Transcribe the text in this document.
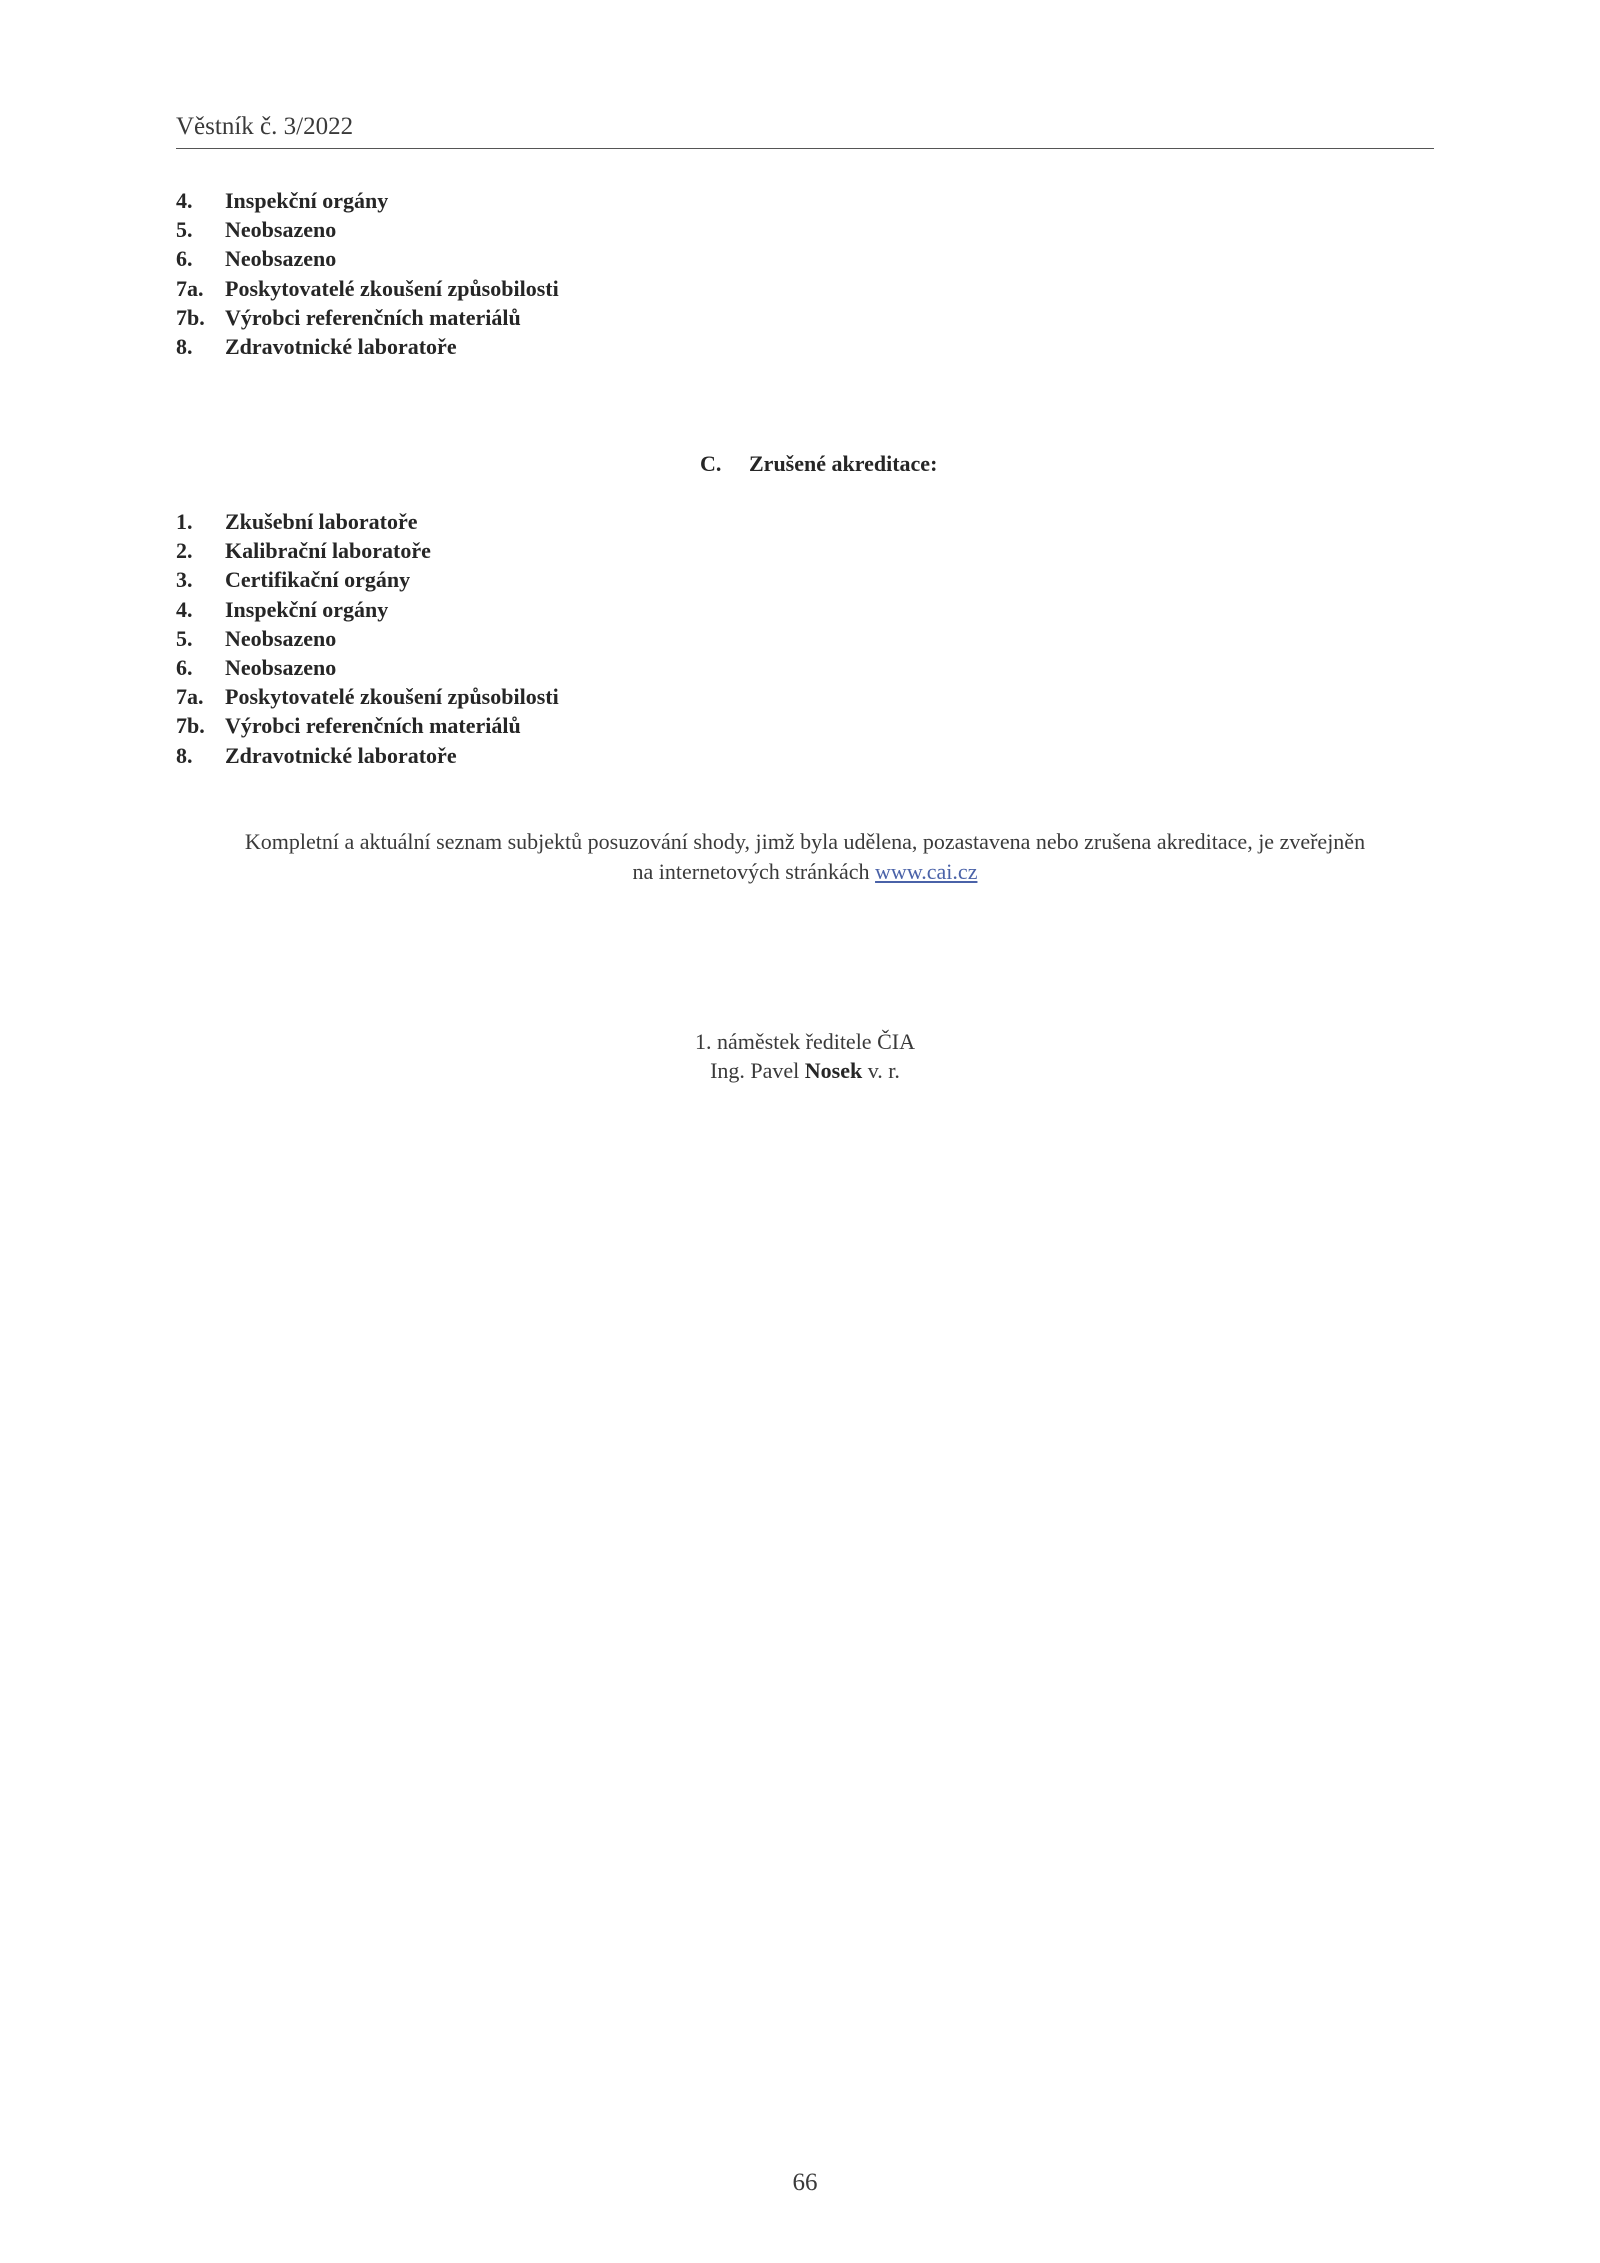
Věstník č. 3/2022
4. Inspekční orgány
5. Neobsazeno
6. Neobsazeno
7a. Poskytovatelé zkoušení způsobilosti
7b. Výrobci referenčních materiálů
8. Zdravotnické laboratoře
C. Zrušené akreditace:
1. Zkušební laboratoře
2. Kalibrační laboratoře
3. Certifikační orgány
4. Inspekční orgány
5. Neobsazeno
6. Neobsazeno
7a. Poskytovatelé zkoušení způsobilosti
7b. Výrobci referenčních materiálů
8. Zdravotnické laboratoře
Kompletní a aktuální seznam subjektů posuzování shody, jimž byla udělena, pozastavena nebo zrušena akreditace, je zveřejněn
na internetových stránkách www.cai.cz
1. náměstek ředitele ČIA
Ing. Pavel Nosek v. r.
66
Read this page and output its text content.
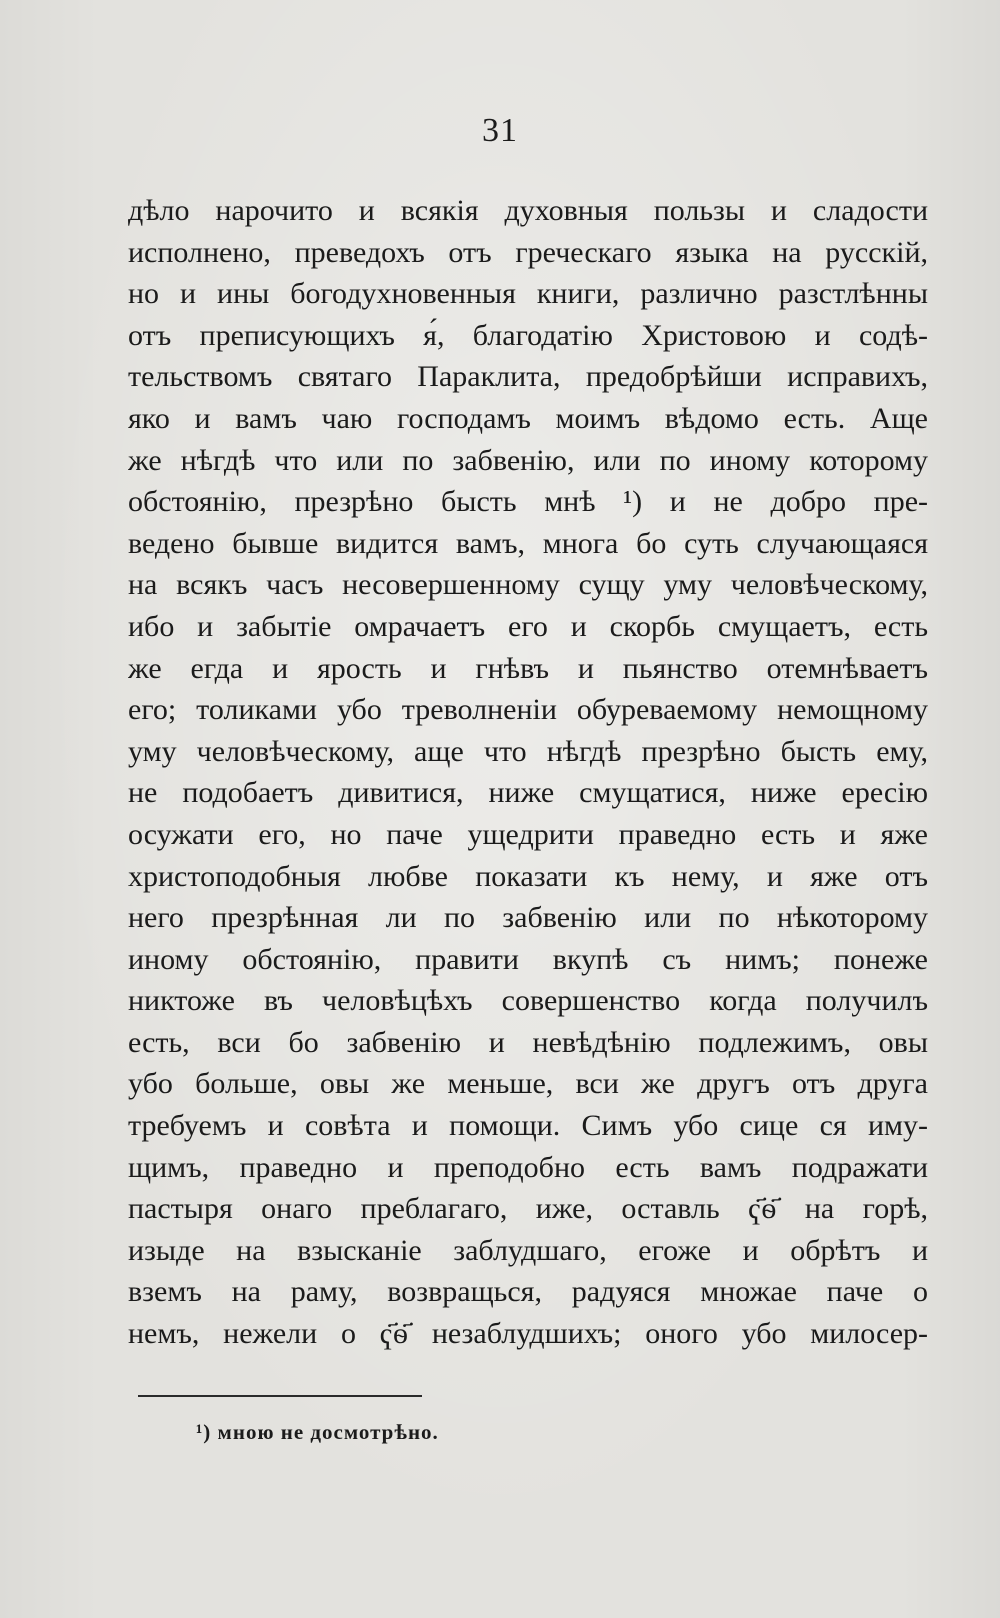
31
дѣло нарочито и всякія духовныя пользы и сладости
исполнено, преведохъ отъ греческаго языка на русскій,
но и ины богодухновенныя книги, различно разстлѣнны
отъ преписующихъ я́, благодатію Христовою и содѣ-
тельствомъ святаго Параклита, предобрѣйши исправихъ,
яко и вамъ чаю господамъ моимъ вѣдомо есть. Аще
же нѣгдѣ что или по забвенію, или по иному которому
обстоянію, презрѣно бысть мнѣ ¹) и не добро пре-
ведено бывше видится вамъ, многа бо суть случающаяся
на всякъ часъ несовершенному сущу уму человѣческому,
ибо и забытіе омрачаетъ его и скорбь смущаетъ, есть
же егда и ярость и гнѣвъ и пьянство отемнѣваетъ
его; толиками убо треволненіи обуреваемому немощному
уму человѣческому, аще что нѣгдѣ презрѣно бысть ему,
не подобаетъ дивитися, ниже смущатися, ниже ересію
осужати его, но паче ущедрити праведно есть и яже
христоподобныя любве показати къ нему, и яже отъ
него презрѣнная ли по забвенію или по нѣкоторому
иному обстоянію, правити вкупѣ съ нимъ; понеже
никтоже въ человѣцѣхъ совершенство когда получилъ
есть, вси бо забвенію и невѣдѣнію подлежимъ, овы
убо больше, овы же меньше, вси же другъ отъ друга
требуемъ и совѣта и помощи. Симъ убо сице ся иму-
щимъ, праведно и преподобно есть вамъ подражати
пастыря онаго преблагаго, иже, оставль ҁ҃ѳ҃ на горѣ,
изыде на взысканіе заблудшаго, егоже и обрѣтъ и
вземъ на раму, возвращься, радуяся множае паче о
немъ, нежели о ҁ҃ѳ҃ незаблудшихъ; оного убо милосер-
¹) мною не досмотрѣно.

◇ ◇ ◇ ◇ ◇ ◇ ◇

◆ **TO BE DONE**
Restate the whole listing above exactly, please, omitting every image.

◆ **WRITTEN ANSWER**
Transcribe the text in this document.
Věstník č. 3/2022
4. Inspekční orgány
5. Neobsazeno
6. Neobsazeno
7a. Poskytovatelé zkoušení způsobilosti
7b. Výrobci referenčních materiálů
8. Zdravotnické laboratoře
C. Zrušené akreditace:
1. Zkušební laboratoře
2. Kalibrační laboratoře
3. Certifikační orgány
4. Inspekční orgány
5. Neobsazeno
6. Neobsazeno
7a. Poskytovatelé zkoušení způsobilosti
7b. Výrobci referenčních materiálů
8. Zdravotnické laboratoře
Kompletní a aktuální seznam subjektů posuzování shody, jimž byla udělena, pozastavena nebo zrušena akreditace, je zveřejněn
na internetových stránkách www.cai.cz
1. náměstek ředitele ČIA
Ing. Pavel Nosek v. r.
66
Read this page and output its text content.
31
дѣло нарочито и всякія духовныя пользы и сладости
исполнено, преведохъ отъ греческаго языка на русскій,
но и ины богодухновенныя книги, различно разстлѣнны
отъ преписующихъ я́, благодатію Христовою и содѣ-
тельствомъ святаго Параклита, предобрѣйши исправихъ,
яко и вамъ чаю господамъ моимъ вѣдомо есть. Аще
же нѣгдѣ что или по забвенію, или по иному которому
обстоянію, презрѣно бысть мнѣ ¹) и не добро пре-
ведено бывше видится вамъ, многа бо суть случающаяся
на всякъ часъ несовершенному сущу уму человѣческому,
ибо и забытіе омрачаетъ его и скорбь смущаетъ, есть
же егда и ярость и гнѣвъ и пьянство отемнѣваетъ
его; толиками убо треволненіи обуреваемому немощному
уму человѣческому, аще что нѣгдѣ презрѣно бысть ему,
не подобаетъ дивитися, ниже смущатися, ниже ересію
осужати его, но паче ущедрити праведно есть и яже
христоподобныя любве показати къ нему, и яже отъ
него презрѣнная ли по забвенію или по нѣкоторому
иному обстоянію, правити вкупѣ съ нимъ; понеже
никтоже въ человѣцѣхъ совершенство когда получилъ
есть, вси бо забвенію и невѣдѣнію подлежимъ, овы
убо больше, овы же меньше, вси же другъ отъ друга
требуемъ и совѣта и помощи. Симъ убо сице ся иму-
щимъ, праведно и преподобно есть вамъ подражати
пастыря онаго преблагаго, иже, оставль ҁ҃ѳ҃ на горѣ,
изыде на взысканіе заблудшаго, егоже и обрѣтъ и
вземъ на раму, возвращься, радуяся множае паче о
немъ, нежели о ҁ҃ѳ҃ незаблудшихъ; оного убо милосер-
¹) мною не досмотрѣно.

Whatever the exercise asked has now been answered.